● **Task**: Reproduce all of the data below without alteration; exclude every picture.

● **Data supplied**:
+---+

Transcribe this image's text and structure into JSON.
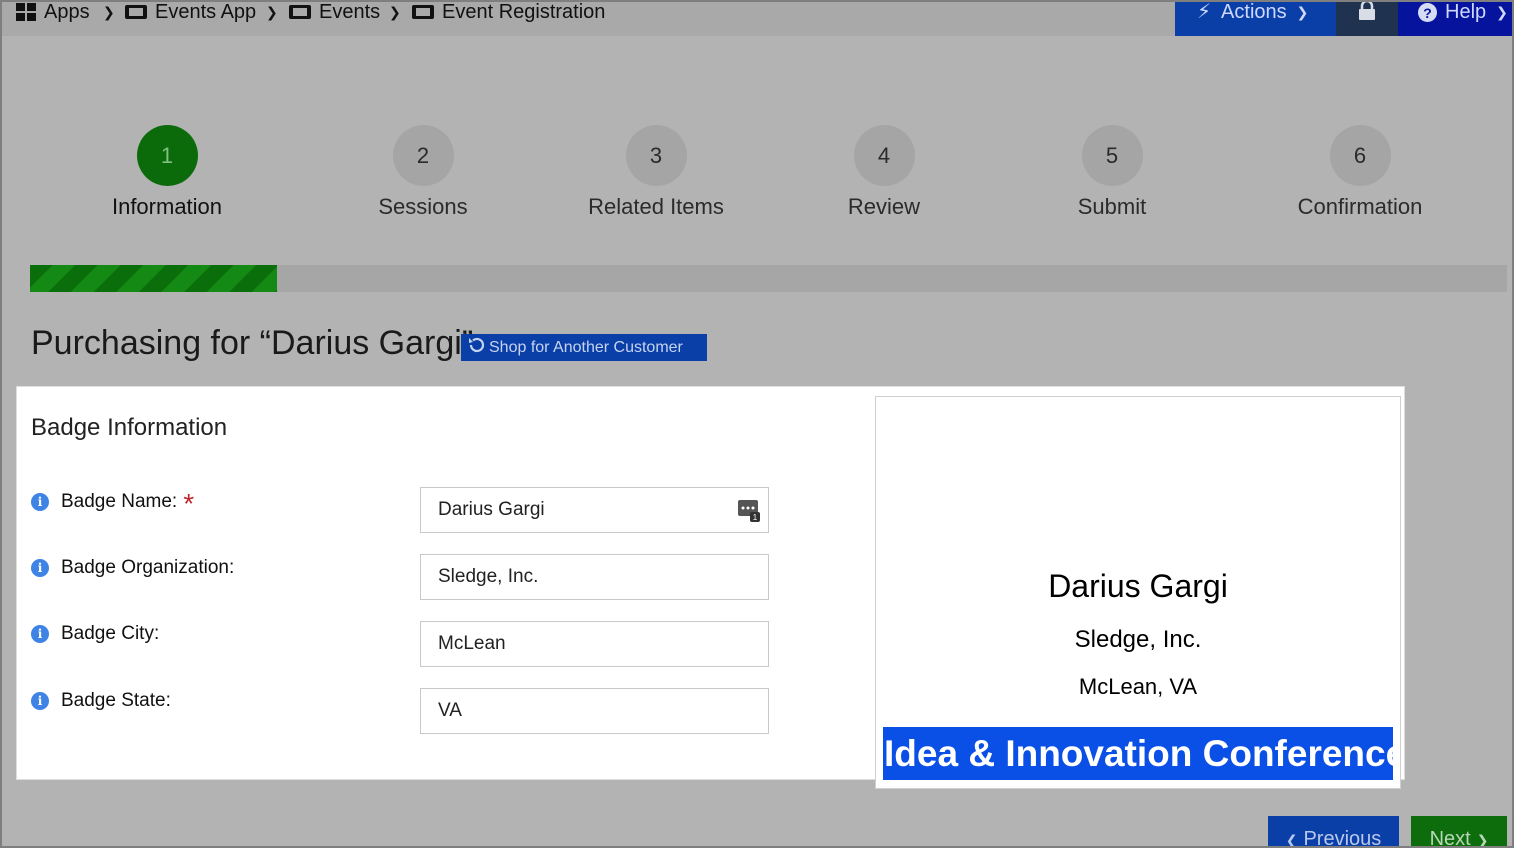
{
  "breadcrumb": [
    {
      "label": "Apps",
      "icon": "apps-grid-icon"
    },
    {
      "label": "Events App",
      "icon": "ticket-icon"
    },
    {
      "label": "Events",
      "icon": "ticket-icon"
    },
    {
      "label": "Event Registration",
      "icon": "ticket-icon"
    }
  ],
  "topbar": {
    "actions_label": "Actions",
    "help_label": "Help",
    "colors": {
      "actions_bg": "#0b3fa8",
      "lock_bg": "#1f3351",
      "help_bg": "#06139c"
    }
  },
  "steps": [
    {
      "number": "1",
      "label": "Information",
      "active": true
    },
    {
      "number": "2",
      "label": "Sessions",
      "active": false
    },
    {
      "number": "3",
      "label": "Related Items",
      "active": false
    },
    {
      "number": "4",
      "label": "Review",
      "active": false
    },
    {
      "number": "5",
      "label": "Submit",
      "active": false
    },
    {
      "number": "6",
      "label": "Confirmation",
      "active": false
    }
  ],
  "progress": {
    "fraction": 0.167,
    "color": "#0a6e0a"
  },
  "purchase": {
    "heading": "Purchasing for “Darius Gargi”",
    "shop_another_label": "Shop for Another Customer"
  },
  "badge_form": {
    "title": "Badge Information",
    "fields": [
      {
        "label": "Badge Name:",
        "value": "Darius Gargi",
        "required": true
      },
      {
        "label": "Badge Organization:",
        "value": "Sledge, Inc.",
        "required": false
      },
      {
        "label": "Badge City:",
        "value": "McLean",
        "required": false
      },
      {
        "label": "Badge State:",
        "value": "VA",
        "required": false
      }
    ]
  },
  "badge_preview": {
    "name": "Darius Gargi",
    "organization": "Sledge, Inc.",
    "location": "McLean, VA",
    "banner": "Idea & Innovation Conference",
    "banner_color": "#0a50e6"
  },
  "nav": {
    "previous_label": "Previous",
    "next_label": "Next"
  }
}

+---+

● **Answer to the problem**:
Transcribe this image's text and structure into JSON.
{
  "breadcrumb": [
    {
      "label": "Apps",
      "icon": "apps-grid-icon"
    },
    {
      "label": "Events App",
      "icon": "ticket-icon"
    },
    {
      "label": "Events",
      "icon": "ticket-icon"
    },
    {
      "label": "Event Registration",
      "icon": "ticket-icon"
    }
  ],
  "topbar": {
    "actions_label": "Actions",
    "help_label": "Help",
    "colors": {
      "actions_bg": "#0b3fa8",
      "lock_bg": "#1f3351",
      "help_bg": "#06139c"
    }
  },
  "steps": [
    {
      "number": "1",
      "label": "Information",
      "active": true
    },
    {
      "number": "2",
      "label": "Sessions",
      "active": false
    },
    {
      "number": "3",
      "label": "Related Items",
      "active": false
    },
    {
      "number": "4",
      "label": "Review",
      "active": false
    },
    {
      "number": "5",
      "label": "Submit",
      "active": false
    },
    {
      "number": "6",
      "label": "Confirmation",
      "active": false
    }
  ],
  "progress": {
    "fraction": 0.167,
    "color": "#0a6e0a"
  },
  "purchase": {
    "heading": "Purchasing for “Darius Gargi”",
    "shop_another_label": "Shop for Another Customer"
  },
  "badge_form": {
    "title": "Badge Information",
    "fields": [
      {
        "label": "Badge Name:",
        "value": "Darius Gargi",
        "required": true
      },
      {
        "label": "Badge Organization:",
        "value": "Sledge, Inc.",
        "required": false
      },
      {
        "label": "Badge City:",
        "value": "McLean",
        "required": false
      },
      {
        "label": "Badge State:",
        "value": "VA",
        "required": false
      }
    ]
  },
  "badge_preview": {
    "name": "Darius Gargi",
    "organization": "Sledge, Inc.",
    "location": "McLean, VA",
    "banner": "Idea & Innovation Conference",
    "banner_color": "#0a50e6"
  },
  "nav": {
    "previous_label": "Previous",
    "next_label": "Next"
  }
}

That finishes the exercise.